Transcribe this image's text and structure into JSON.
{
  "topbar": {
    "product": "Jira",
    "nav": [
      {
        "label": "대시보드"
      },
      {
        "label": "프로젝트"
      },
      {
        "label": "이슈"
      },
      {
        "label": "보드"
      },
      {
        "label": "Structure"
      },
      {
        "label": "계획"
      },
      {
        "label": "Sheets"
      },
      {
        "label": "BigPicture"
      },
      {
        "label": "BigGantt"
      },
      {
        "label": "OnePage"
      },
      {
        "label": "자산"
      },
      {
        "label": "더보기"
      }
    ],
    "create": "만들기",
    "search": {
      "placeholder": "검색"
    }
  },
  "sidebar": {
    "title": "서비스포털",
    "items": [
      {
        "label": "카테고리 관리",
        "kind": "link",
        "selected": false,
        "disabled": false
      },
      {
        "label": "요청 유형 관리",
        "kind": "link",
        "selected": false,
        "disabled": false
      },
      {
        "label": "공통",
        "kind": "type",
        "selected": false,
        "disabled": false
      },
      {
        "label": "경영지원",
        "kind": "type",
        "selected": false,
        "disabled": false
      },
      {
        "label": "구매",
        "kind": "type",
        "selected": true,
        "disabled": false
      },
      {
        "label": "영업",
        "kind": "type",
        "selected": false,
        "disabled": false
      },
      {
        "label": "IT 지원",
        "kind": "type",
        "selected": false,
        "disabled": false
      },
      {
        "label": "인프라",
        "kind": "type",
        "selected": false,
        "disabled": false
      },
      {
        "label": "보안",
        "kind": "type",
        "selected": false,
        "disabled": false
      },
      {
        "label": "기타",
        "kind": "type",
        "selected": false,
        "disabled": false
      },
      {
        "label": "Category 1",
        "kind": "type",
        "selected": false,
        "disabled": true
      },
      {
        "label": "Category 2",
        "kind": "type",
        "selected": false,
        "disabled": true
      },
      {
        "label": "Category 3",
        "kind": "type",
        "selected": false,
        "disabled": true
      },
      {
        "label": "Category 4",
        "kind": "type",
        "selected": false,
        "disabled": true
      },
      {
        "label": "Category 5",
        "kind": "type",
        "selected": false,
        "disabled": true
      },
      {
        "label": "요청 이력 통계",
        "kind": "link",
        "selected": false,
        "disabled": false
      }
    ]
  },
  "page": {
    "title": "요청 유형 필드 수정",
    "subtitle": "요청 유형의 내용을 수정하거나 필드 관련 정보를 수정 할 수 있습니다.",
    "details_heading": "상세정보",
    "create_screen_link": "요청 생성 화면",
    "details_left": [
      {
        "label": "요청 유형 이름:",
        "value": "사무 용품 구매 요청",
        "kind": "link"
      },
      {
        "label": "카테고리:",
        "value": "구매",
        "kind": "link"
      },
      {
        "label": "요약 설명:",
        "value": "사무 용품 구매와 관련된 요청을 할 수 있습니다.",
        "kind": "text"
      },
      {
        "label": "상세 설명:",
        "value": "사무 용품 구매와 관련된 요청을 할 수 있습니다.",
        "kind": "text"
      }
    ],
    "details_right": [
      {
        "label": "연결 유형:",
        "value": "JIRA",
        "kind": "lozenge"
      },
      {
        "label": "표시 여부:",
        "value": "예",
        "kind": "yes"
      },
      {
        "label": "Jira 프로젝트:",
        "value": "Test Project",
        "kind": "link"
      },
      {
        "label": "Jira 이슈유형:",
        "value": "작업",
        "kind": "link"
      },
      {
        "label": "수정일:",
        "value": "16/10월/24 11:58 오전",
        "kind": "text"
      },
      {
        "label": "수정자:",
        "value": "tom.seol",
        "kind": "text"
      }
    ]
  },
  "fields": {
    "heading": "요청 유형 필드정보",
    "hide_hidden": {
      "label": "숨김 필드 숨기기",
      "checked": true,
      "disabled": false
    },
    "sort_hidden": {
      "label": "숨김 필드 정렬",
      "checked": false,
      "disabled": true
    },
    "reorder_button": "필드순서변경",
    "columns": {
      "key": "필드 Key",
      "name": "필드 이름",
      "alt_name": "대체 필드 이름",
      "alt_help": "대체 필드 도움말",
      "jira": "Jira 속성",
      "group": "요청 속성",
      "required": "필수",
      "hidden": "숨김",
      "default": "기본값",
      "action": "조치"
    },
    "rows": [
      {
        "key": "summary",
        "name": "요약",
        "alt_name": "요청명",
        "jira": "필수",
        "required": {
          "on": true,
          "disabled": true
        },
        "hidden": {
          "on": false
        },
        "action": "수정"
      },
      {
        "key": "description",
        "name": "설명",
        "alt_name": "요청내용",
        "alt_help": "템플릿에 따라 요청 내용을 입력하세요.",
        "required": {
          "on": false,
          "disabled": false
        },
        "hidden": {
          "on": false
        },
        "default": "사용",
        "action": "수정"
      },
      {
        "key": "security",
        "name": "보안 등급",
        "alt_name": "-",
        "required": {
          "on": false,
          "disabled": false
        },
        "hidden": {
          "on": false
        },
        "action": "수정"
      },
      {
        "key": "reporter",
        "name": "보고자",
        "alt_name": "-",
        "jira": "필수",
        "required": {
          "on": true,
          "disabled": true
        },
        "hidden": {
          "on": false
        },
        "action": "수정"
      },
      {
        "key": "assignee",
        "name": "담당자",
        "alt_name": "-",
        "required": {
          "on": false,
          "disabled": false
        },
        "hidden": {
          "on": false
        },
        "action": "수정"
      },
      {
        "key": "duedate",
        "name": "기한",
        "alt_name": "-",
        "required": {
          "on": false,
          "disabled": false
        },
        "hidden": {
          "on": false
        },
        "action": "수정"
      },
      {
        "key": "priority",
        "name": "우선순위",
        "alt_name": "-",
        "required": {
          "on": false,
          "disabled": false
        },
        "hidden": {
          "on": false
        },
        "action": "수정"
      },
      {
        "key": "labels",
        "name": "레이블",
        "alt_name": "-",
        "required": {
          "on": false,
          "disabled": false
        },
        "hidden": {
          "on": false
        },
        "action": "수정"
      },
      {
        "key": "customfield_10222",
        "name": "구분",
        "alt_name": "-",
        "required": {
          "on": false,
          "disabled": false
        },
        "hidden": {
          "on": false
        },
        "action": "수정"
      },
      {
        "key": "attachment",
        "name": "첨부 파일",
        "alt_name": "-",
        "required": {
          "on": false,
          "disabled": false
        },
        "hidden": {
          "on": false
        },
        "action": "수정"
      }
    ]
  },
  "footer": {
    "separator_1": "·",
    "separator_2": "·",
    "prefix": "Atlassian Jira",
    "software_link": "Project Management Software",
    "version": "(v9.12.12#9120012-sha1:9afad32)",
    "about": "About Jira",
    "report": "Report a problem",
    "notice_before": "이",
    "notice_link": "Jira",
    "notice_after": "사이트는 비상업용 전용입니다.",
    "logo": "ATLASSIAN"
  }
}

::::

[OBJECTIVE] Write the complete data out, exactly as above.

[COMPLETED TASK]
Transcribe this image's text and structure into JSON.
{
  "topbar": {
    "product": "Jira",
    "nav": [
      {
        "label": "대시보드"
      },
      {
        "label": "프로젝트"
      },
      {
        "label": "이슈"
      },
      {
        "label": "보드"
      },
      {
        "label": "Structure"
      },
      {
        "label": "계획"
      },
      {
        "label": "Sheets"
      },
      {
        "label": "BigPicture"
      },
      {
        "label": "BigGantt"
      },
      {
        "label": "OnePage"
      },
      {
        "label": "자산"
      },
      {
        "label": "더보기"
      }
    ],
    "create": "만들기",
    "search": {
      "placeholder": "검색"
    }
  },
  "sidebar": {
    "title": "서비스포털",
    "items": [
      {
        "label": "카테고리 관리",
        "kind": "link",
        "selected": false,
        "disabled": false
      },
      {
        "label": "요청 유형 관리",
        "kind": "link",
        "selected": false,
        "disabled": false
      },
      {
        "label": "공통",
        "kind": "type",
        "selected": false,
        "disabled": false
      },
      {
        "label": "경영지원",
        "kind": "type",
        "selected": false,
        "disabled": false
      },
      {
        "label": "구매",
        "kind": "type",
        "selected": true,
        "disabled": false
      },
      {
        "label": "영업",
        "kind": "type",
        "selected": false,
        "disabled": false
      },
      {
        "label": "IT 지원",
        "kind": "type",
        "selected": false,
        "disabled": false
      },
      {
        "label": "인프라",
        "kind": "type",
        "selected": false,
        "disabled": false
      },
      {
        "label": "보안",
        "kind": "type",
        "selected": false,
        "disabled": false
      },
      {
        "label": "기타",
        "kind": "type",
        "selected": false,
        "disabled": false
      },
      {
        "label": "Category 1",
        "kind": "type",
        "selected": false,
        "disabled": true
      },
      {
        "label": "Category 2",
        "kind": "type",
        "selected": false,
        "disabled": true
      },
      {
        "label": "Category 3",
        "kind": "type",
        "selected": false,
        "disabled": true
      },
      {
        "label": "Category 4",
        "kind": "type",
        "selected": false,
        "disabled": true
      },
      {
        "label": "Category 5",
        "kind": "type",
        "selected": false,
        "disabled": true
      },
      {
        "label": "요청 이력 통계",
        "kind": "link",
        "selected": false,
        "disabled": false
      }
    ]
  },
  "page": {
    "title": "요청 유형 필드 수정",
    "subtitle": "요청 유형의 내용을 수정하거나 필드 관련 정보를 수정 할 수 있습니다.",
    "details_heading": "상세정보",
    "create_screen_link": "요청 생성 화면",
    "details_left": [
      {
        "label": "요청 유형 이름:",
        "value": "사무 용품 구매 요청",
        "kind": "link"
      },
      {
        "label": "카테고리:",
        "value": "구매",
        "kind": "link"
      },
      {
        "label": "요약 설명:",
        "value": "사무 용품 구매와 관련된 요청을 할 수 있습니다.",
        "kind": "text"
      },
      {
        "label": "상세 설명:",
        "value": "사무 용품 구매와 관련된 요청을 할 수 있습니다.",
        "kind": "text"
      }
    ],
    "details_right": [
      {
        "label": "연결 유형:",
        "value": "JIRA",
        "kind": "lozenge"
      },
      {
        "label": "표시 여부:",
        "value": "예",
        "kind": "yes"
      },
      {
        "label": "Jira 프로젝트:",
        "value": "Test Project",
        "kind": "link"
      },
      {
        "label": "Jira 이슈유형:",
        "value": "작업",
        "kind": "link"
      },
      {
        "label": "수정일:",
        "value": "16/10월/24 11:58 오전",
        "kind": "text"
      },
      {
        "label": "수정자:",
        "value": "tom.seol",
        "kind": "text"
      }
    ]
  },
  "fields": {
    "heading": "요청 유형 필드정보",
    "hide_hidden": {
      "label": "숨김 필드 숨기기",
      "checked": true,
      "disabled": false
    },
    "sort_hidden": {
      "label": "숨김 필드 정렬",
      "checked": false,
      "disabled": true
    },
    "reorder_button": "필드순서변경",
    "columns": {
      "key": "필드 Key",
      "name": "필드 이름",
      "alt_name": "대체 필드 이름",
      "alt_help": "대체 필드 도움말",
      "jira": "Jira 속성",
      "group": "요청 속성",
      "required": "필수",
      "hidden": "숨김",
      "default": "기본값",
      "action": "조치"
    },
    "rows": [
      {
        "key": "summary",
        "name": "요약",
        "alt_name": "요청명",
        "jira": "필수",
        "required": {
          "on": true,
          "disabled": true
        },
        "hidden": {
          "on": false
        },
        "action": "수정"
      },
      {
        "key": "description",
        "name": "설명",
        "alt_name": "요청내용",
        "alt_help": "템플릿에 따라 요청 내용을 입력하세요.",
        "required": {
          "on": false,
          "disabled": false
        },
        "hidden": {
          "on": false
        },
        "default": "사용",
        "action": "수정"
      },
      {
        "key": "security",
        "name": "보안 등급",
        "alt_name": "-",
        "required": {
          "on": false,
          "disabled": false
        },
        "hidden": {
          "on": false
        },
        "action": "수정"
      },
      {
        "key": "reporter",
        "name": "보고자",
        "alt_name": "-",
        "jira": "필수",
        "required": {
          "on": true,
          "disabled": true
        },
        "hidden": {
          "on": false
        },
        "action": "수정"
      },
      {
        "key": "assignee",
        "name": "담당자",
        "alt_name": "-",
        "required": {
          "on": false,
          "disabled": false
        },
        "hidden": {
          "on": false
        },
        "action": "수정"
      },
      {
        "key": "duedate",
        "name": "기한",
        "alt_name": "-",
        "required": {
          "on": false,
          "disabled": false
        },
        "hidden": {
          "on": false
        },
        "action": "수정"
      },
      {
        "key": "priority",
        "name": "우선순위",
        "alt_name": "-",
        "required": {
          "on": false,
          "disabled": false
        },
        "hidden": {
          "on": false
        },
        "action": "수정"
      },
      {
        "key": "labels",
        "name": "레이블",
        "alt_name": "-",
        "required": {
          "on": false,
          "disabled": false
        },
        "hidden": {
          "on": false
        },
        "action": "수정"
      },
      {
        "key": "customfield_10222",
        "name": "구분",
        "alt_name": "-",
        "required": {
          "on": false,
          "disabled": false
        },
        "hidden": {
          "on": false
        },
        "action": "수정"
      },
      {
        "key": "attachment",
        "name": "첨부 파일",
        "alt_name": "-",
        "required": {
          "on": false,
          "disabled": false
        },
        "hidden": {
          "on": false
        },
        "action": "수정"
      }
    ]
  },
  "footer": {
    "separator_1": "·",
    "separator_2": "·",
    "prefix": "Atlassian Jira",
    "software_link": "Project Management Software",
    "version": "(v9.12.12#9120012-sha1:9afad32)",
    "about": "About Jira",
    "report": "Report a problem",
    "notice_before": "이",
    "notice_link": "Jira",
    "notice_after": "사이트는 비상업용 전용입니다.",
    "logo": "ATLASSIAN"
  }
}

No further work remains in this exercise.